(Lines of data)

◇ ◇ ◇ ◇

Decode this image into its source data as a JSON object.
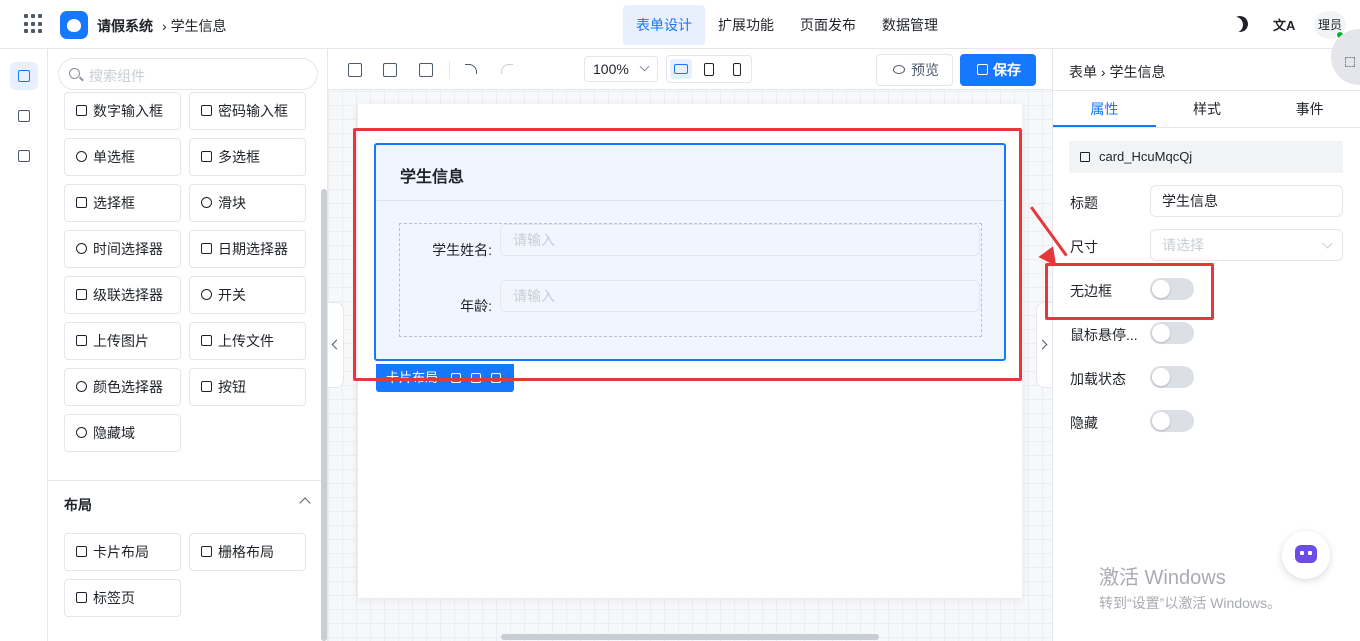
{
  "header": {
    "app_name": "请假系统",
    "breadcrumb": "学生信息",
    "tabs": [
      {
        "label": "表单设计",
        "active": true
      },
      {
        "label": "扩展功能",
        "active": false
      },
      {
        "label": "页面发布",
        "active": false
      },
      {
        "label": "数据管理",
        "active": false
      }
    ],
    "avatar_text": "理员",
    "accent_color": "#1677ff"
  },
  "components": {
    "search_placeholder": "搜索组件",
    "items": [
      {
        "label": "数字输入框",
        "icon": "number-icon"
      },
      {
        "label": "密码输入框",
        "icon": "lock-icon"
      },
      {
        "label": "单选框",
        "icon": "radio-icon"
      },
      {
        "label": "多选框",
        "icon": "checkbox-icon"
      },
      {
        "label": "选择框",
        "icon": "select-icon"
      },
      {
        "label": "滑块",
        "icon": "slider-icon"
      },
      {
        "label": "时间选择器",
        "icon": "clock-icon"
      },
      {
        "label": "日期选择器",
        "icon": "calendar-icon"
      },
      {
        "label": "级联选择器",
        "icon": "cascader-icon"
      },
      {
        "label": "开关",
        "icon": "switch-icon"
      },
      {
        "label": "上传图片",
        "icon": "image-icon"
      },
      {
        "label": "上传文件",
        "icon": "upload-icon"
      },
      {
        "label": "颜色选择器",
        "icon": "palette-icon"
      },
      {
        "label": "按钮",
        "icon": "button-icon"
      },
      {
        "label": "隐藏域",
        "icon": "eye-off-icon"
      }
    ],
    "layout_section_title": "布局",
    "layout_items": [
      {
        "label": "卡片布局",
        "icon": "card-icon"
      },
      {
        "label": "栅格布局",
        "icon": "grid-layout-icon"
      },
      {
        "label": "标签页",
        "icon": "tabs-icon"
      }
    ]
  },
  "toolbar": {
    "zoom": "100%",
    "preview_label": "预览",
    "save_label": "保存"
  },
  "canvas": {
    "card_title": "学生信息",
    "fields": [
      {
        "label": "学生姓名:",
        "placeholder": "请输入"
      },
      {
        "label": "年龄:",
        "placeholder": "请输入"
      }
    ],
    "card_tag_label": "卡片布局"
  },
  "properties": {
    "breadcrumb_root": "表单",
    "breadcrumb_current": "学生信息",
    "tabs": [
      {
        "label": "属性",
        "active": true
      },
      {
        "label": "样式",
        "active": false
      },
      {
        "label": "事件",
        "active": false
      }
    ],
    "component_id": "card_HcuMqcQj",
    "title_label": "标题",
    "title_value": "学生信息",
    "size_label": "尺寸",
    "size_placeholder": "请选择",
    "toggles": [
      {
        "label": "无边框",
        "on": false
      },
      {
        "label": "鼠标悬停...",
        "on": false
      },
      {
        "label": "加载状态",
        "on": false
      },
      {
        "label": "隐藏",
        "on": false
      }
    ]
  },
  "watermark": {
    "line1": "激活 Windows",
    "line2": "转到“设置”以激活 Windows。"
  }
}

◇ ◇ ◇ ◇

Set exercise | Write out the data precisely as given, excluding the pictures.

Completed exercise |
Decode this image into its source data as a JSON object.
{
  "header": {
    "app_name": "请假系统",
    "breadcrumb": "学生信息",
    "tabs": [
      {
        "label": "表单设计",
        "active": true
      },
      {
        "label": "扩展功能",
        "active": false
      },
      {
        "label": "页面发布",
        "active": false
      },
      {
        "label": "数据管理",
        "active": false
      }
    ],
    "avatar_text": "理员",
    "accent_color": "#1677ff"
  },
  "components": {
    "search_placeholder": "搜索组件",
    "items": [
      {
        "label": "数字输入框",
        "icon": "number-icon"
      },
      {
        "label": "密码输入框",
        "icon": "lock-icon"
      },
      {
        "label": "单选框",
        "icon": "radio-icon"
      },
      {
        "label": "多选框",
        "icon": "checkbox-icon"
      },
      {
        "label": "选择框",
        "icon": "select-icon"
      },
      {
        "label": "滑块",
        "icon": "slider-icon"
      },
      {
        "label": "时间选择器",
        "icon": "clock-icon"
      },
      {
        "label": "日期选择器",
        "icon": "calendar-icon"
      },
      {
        "label": "级联选择器",
        "icon": "cascader-icon"
      },
      {
        "label": "开关",
        "icon": "switch-icon"
      },
      {
        "label": "上传图片",
        "icon": "image-icon"
      },
      {
        "label": "上传文件",
        "icon": "upload-icon"
      },
      {
        "label": "颜色选择器",
        "icon": "palette-icon"
      },
      {
        "label": "按钮",
        "icon": "button-icon"
      },
      {
        "label": "隐藏域",
        "icon": "eye-off-icon"
      }
    ],
    "layout_section_title": "布局",
    "layout_items": [
      {
        "label": "卡片布局",
        "icon": "card-icon"
      },
      {
        "label": "栅格布局",
        "icon": "grid-layout-icon"
      },
      {
        "label": "标签页",
        "icon": "tabs-icon"
      }
    ]
  },
  "toolbar": {
    "zoom": "100%",
    "preview_label": "预览",
    "save_label": "保存"
  },
  "canvas": {
    "card_title": "学生信息",
    "fields": [
      {
        "label": "学生姓名:",
        "placeholder": "请输入"
      },
      {
        "label": "年龄:",
        "placeholder": "请输入"
      }
    ],
    "card_tag_label": "卡片布局"
  },
  "properties": {
    "breadcrumb_root": "表单",
    "breadcrumb_current": "学生信息",
    "tabs": [
      {
        "label": "属性",
        "active": true
      },
      {
        "label": "样式",
        "active": false
      },
      {
        "label": "事件",
        "active": false
      }
    ],
    "component_id": "card_HcuMqcQj",
    "title_label": "标题",
    "title_value": "学生信息",
    "size_label": "尺寸",
    "size_placeholder": "请选择",
    "toggles": [
      {
        "label": "无边框",
        "on": false
      },
      {
        "label": "鼠标悬停...",
        "on": false
      },
      {
        "label": "加载状态",
        "on": false
      },
      {
        "label": "隐藏",
        "on": false
      }
    ]
  },
  "watermark": {
    "line1": "激活 Windows",
    "line2": "转到“设置”以激活 Windows。"
  }
}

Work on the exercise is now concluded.